## Activity:
In the records below, work out how many lines hold the word "must". Report the number alone.

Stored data
++++++++++++++++++++

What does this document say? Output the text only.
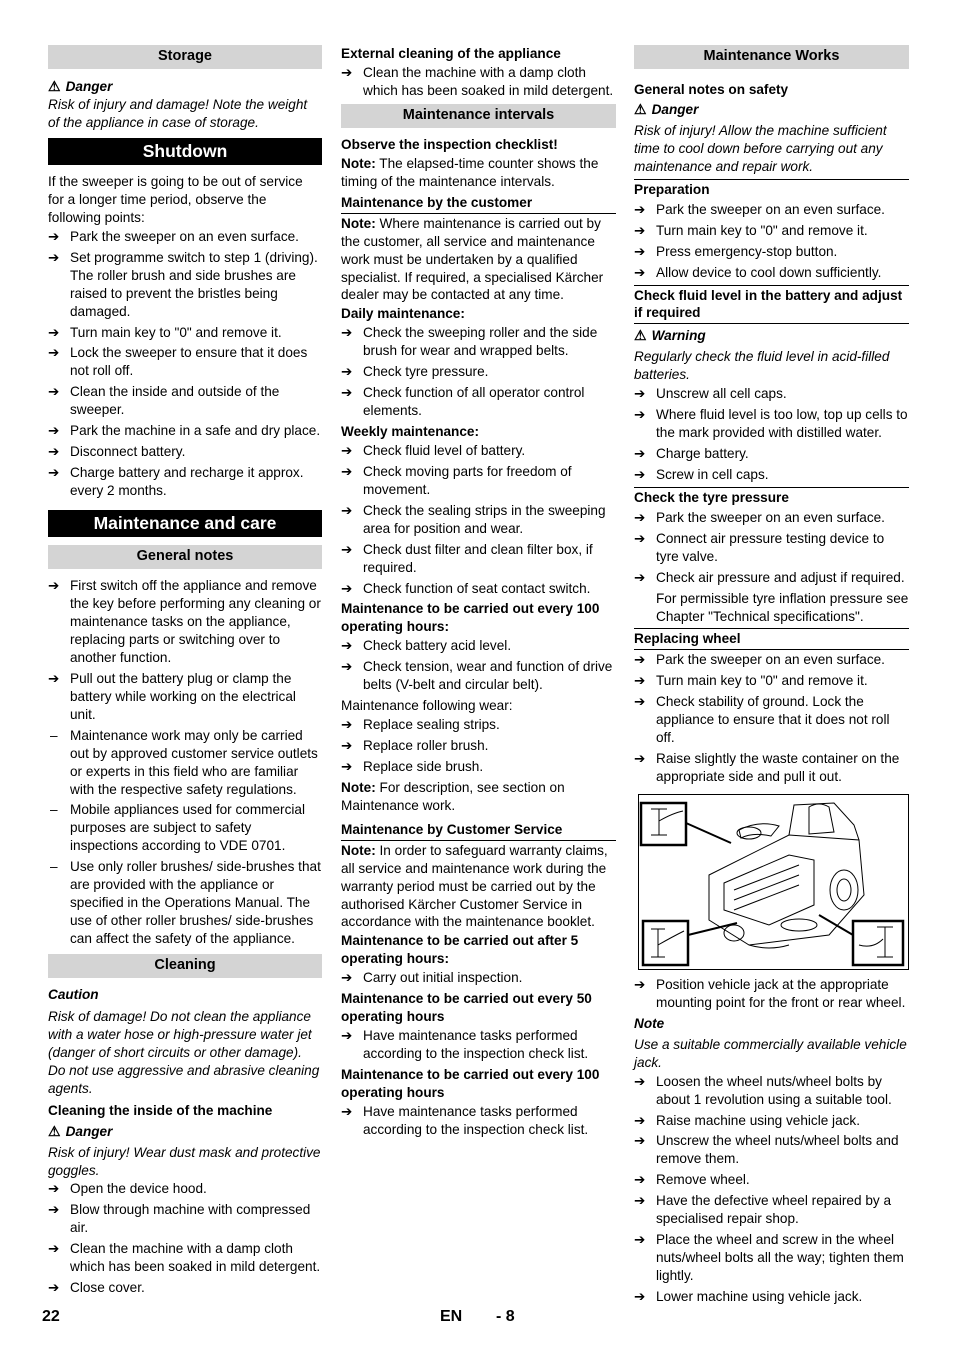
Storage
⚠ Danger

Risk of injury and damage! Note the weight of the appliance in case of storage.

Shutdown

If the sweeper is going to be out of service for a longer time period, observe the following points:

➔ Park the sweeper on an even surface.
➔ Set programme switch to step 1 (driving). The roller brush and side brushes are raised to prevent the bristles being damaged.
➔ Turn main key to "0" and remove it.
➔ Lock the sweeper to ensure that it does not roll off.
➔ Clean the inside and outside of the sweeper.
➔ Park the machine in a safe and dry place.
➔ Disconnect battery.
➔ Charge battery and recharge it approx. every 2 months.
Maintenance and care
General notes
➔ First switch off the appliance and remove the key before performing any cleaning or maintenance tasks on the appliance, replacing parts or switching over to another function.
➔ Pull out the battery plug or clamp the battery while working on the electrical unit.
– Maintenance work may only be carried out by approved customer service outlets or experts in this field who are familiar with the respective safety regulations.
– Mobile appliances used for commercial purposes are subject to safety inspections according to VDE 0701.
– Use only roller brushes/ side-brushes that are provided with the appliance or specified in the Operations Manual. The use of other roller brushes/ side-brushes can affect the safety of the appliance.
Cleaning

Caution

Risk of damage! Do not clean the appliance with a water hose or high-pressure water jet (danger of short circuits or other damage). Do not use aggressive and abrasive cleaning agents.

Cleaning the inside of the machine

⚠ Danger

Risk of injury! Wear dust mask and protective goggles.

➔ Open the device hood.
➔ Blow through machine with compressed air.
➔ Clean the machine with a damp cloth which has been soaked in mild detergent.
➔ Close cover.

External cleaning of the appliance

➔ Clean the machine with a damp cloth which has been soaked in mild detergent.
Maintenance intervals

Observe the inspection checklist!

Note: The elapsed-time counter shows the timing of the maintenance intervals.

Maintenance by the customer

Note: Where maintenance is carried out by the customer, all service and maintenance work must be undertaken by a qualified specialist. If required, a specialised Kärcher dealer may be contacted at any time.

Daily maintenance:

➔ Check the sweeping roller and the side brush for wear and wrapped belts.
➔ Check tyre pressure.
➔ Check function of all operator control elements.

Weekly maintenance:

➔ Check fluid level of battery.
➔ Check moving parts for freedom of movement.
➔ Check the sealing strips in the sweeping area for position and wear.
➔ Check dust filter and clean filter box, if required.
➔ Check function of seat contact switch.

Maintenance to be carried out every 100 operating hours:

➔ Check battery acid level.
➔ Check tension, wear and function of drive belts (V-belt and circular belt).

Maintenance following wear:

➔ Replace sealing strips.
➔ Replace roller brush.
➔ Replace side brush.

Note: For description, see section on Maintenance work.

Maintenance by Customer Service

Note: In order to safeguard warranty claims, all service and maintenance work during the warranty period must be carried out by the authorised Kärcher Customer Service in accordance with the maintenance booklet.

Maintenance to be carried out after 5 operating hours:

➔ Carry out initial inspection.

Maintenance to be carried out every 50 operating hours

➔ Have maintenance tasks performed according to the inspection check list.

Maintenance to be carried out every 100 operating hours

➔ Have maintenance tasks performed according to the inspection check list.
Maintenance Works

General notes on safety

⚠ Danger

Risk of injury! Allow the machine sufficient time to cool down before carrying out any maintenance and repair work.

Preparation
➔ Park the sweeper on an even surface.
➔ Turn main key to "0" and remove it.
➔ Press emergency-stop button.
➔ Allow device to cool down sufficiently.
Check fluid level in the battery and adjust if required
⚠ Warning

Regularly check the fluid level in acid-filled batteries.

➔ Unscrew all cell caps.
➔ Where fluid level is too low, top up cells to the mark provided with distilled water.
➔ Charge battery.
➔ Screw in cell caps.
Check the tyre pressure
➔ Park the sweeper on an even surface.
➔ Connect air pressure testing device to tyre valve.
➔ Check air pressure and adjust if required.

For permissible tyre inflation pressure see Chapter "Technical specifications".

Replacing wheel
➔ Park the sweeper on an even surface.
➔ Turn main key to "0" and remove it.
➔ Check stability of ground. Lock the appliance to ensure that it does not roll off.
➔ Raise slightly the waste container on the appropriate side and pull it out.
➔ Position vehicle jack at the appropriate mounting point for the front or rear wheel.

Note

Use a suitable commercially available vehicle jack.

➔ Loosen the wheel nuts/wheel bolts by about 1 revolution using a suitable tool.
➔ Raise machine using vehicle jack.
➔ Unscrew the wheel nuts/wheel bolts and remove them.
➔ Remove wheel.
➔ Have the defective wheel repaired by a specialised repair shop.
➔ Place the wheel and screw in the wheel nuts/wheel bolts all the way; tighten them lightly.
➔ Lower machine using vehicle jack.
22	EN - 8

++++++++++++++++++++

## Expected output:
2